-- What the task asks --
Rewrite every entry below with "bounding boxes" swapped for "box coordinates", keeping everything else unchanged, and leave out the pictures.
-------- Record extracts
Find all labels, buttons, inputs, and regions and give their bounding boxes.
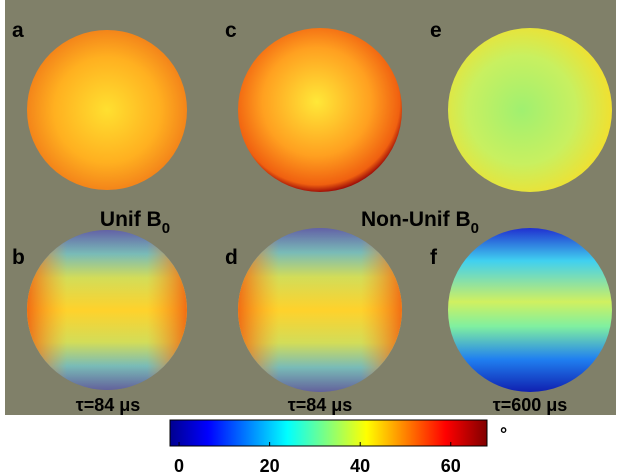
map-a [27, 30, 187, 190]
group-text: Non-Unif B [361, 208, 471, 231]
tau-label: τ=84 μs [76, 395, 141, 415]
map-b [27, 230, 187, 390]
figure: abcdefUnif B0Non-Unif B0τ=84 μsτ=84 μsτ=… [0, 0, 621, 476]
colorbar-tick-label: 40 [350, 456, 370, 476]
panel-label: b [12, 246, 25, 269]
colorbar [170, 420, 487, 446]
group-subscript: 0 [471, 220, 479, 237]
tau-label: τ=84 μs [288, 395, 353, 415]
panel-label: f [430, 246, 438, 269]
group-subscript: 0 [162, 220, 170, 237]
colorbar-tick-label: 0 [174, 456, 184, 476]
map-d [238, 228, 402, 392]
colorbar-unit: ° [500, 424, 507, 444]
panel-label: c [225, 19, 237, 42]
colorbar-tick-label: 20 [260, 456, 280, 476]
panel-label: a [12, 19, 24, 42]
group-text: Unif B [100, 208, 162, 231]
tau-label: τ=600 μs [493, 395, 568, 415]
panel-label: e [430, 19, 442, 42]
map-c [238, 28, 402, 192]
map-e [448, 28, 612, 192]
colorbar-tick-label: 60 [441, 456, 461, 476]
map-f [448, 228, 612, 392]
panel-label: d [225, 246, 238, 269]
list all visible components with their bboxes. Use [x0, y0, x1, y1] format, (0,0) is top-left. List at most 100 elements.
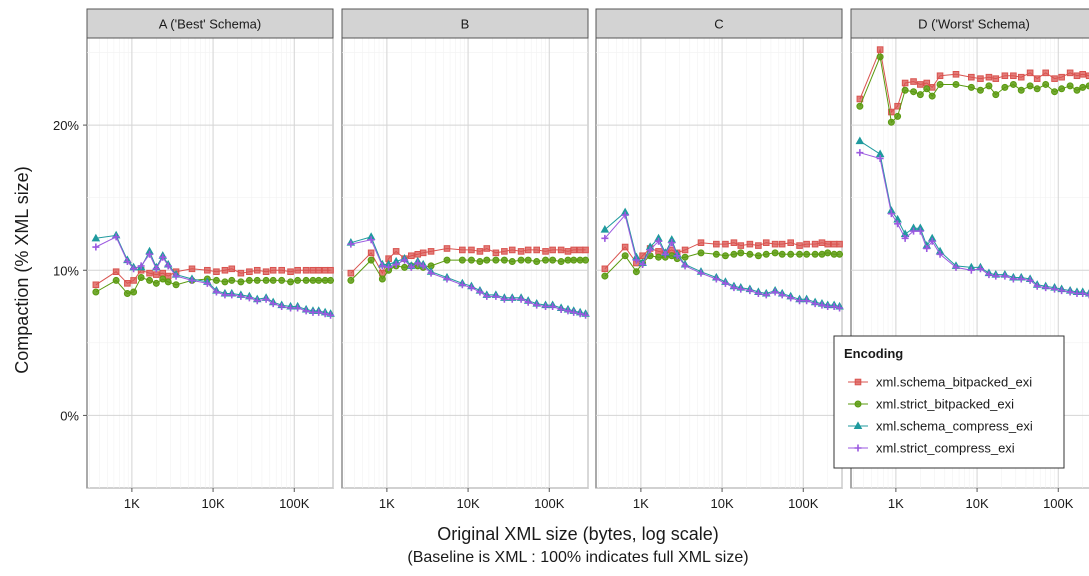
----------------
-- Result for this task --
Find all labels, buttons, inputs, and regions and give their box coordinates.
map-a [27, 30, 187, 190]
group-text: Non-Unif B [361, 208, 471, 231]
tau-label: τ=84 μs [76, 395, 141, 415]
map-b [27, 230, 187, 390]
figure: abcdefUnif B0Non-Unif B0τ=84 μsτ=84 μsτ=… [0, 0, 621, 476]
colorbar-tick-label: 40 [350, 456, 370, 476]
panel-label: b [12, 246, 25, 269]
colorbar [170, 420, 487, 446]
group-subscript: 0 [471, 220, 479, 237]
tau-label: τ=84 μs [288, 395, 353, 415]
panel-label: f [430, 246, 438, 269]
group-subscript: 0 [162, 220, 170, 237]
colorbar-tick-label: 0 [174, 456, 184, 476]
map-d [238, 228, 402, 392]
colorbar-unit: ° [500, 424, 507, 444]
panel-label: c [225, 19, 237, 42]
colorbar-tick-label: 20 [260, 456, 280, 476]
panel-label: a [12, 19, 24, 42]
group-text: Unif B [100, 208, 162, 231]
tau-label: τ=600 μs [493, 395, 568, 415]
panel-label: e [430, 19, 442, 42]
map-c [238, 28, 402, 192]
map-e [448, 28, 612, 192]
colorbar-tick-label: 60 [441, 456, 461, 476]
map-f [448, 228, 612, 392]
panel-label: d [225, 246, 238, 269]
list all visible components with their bboxes. Use [x0, y0, x1, y1] format, (0,0) is top-left. List at most 100 elements.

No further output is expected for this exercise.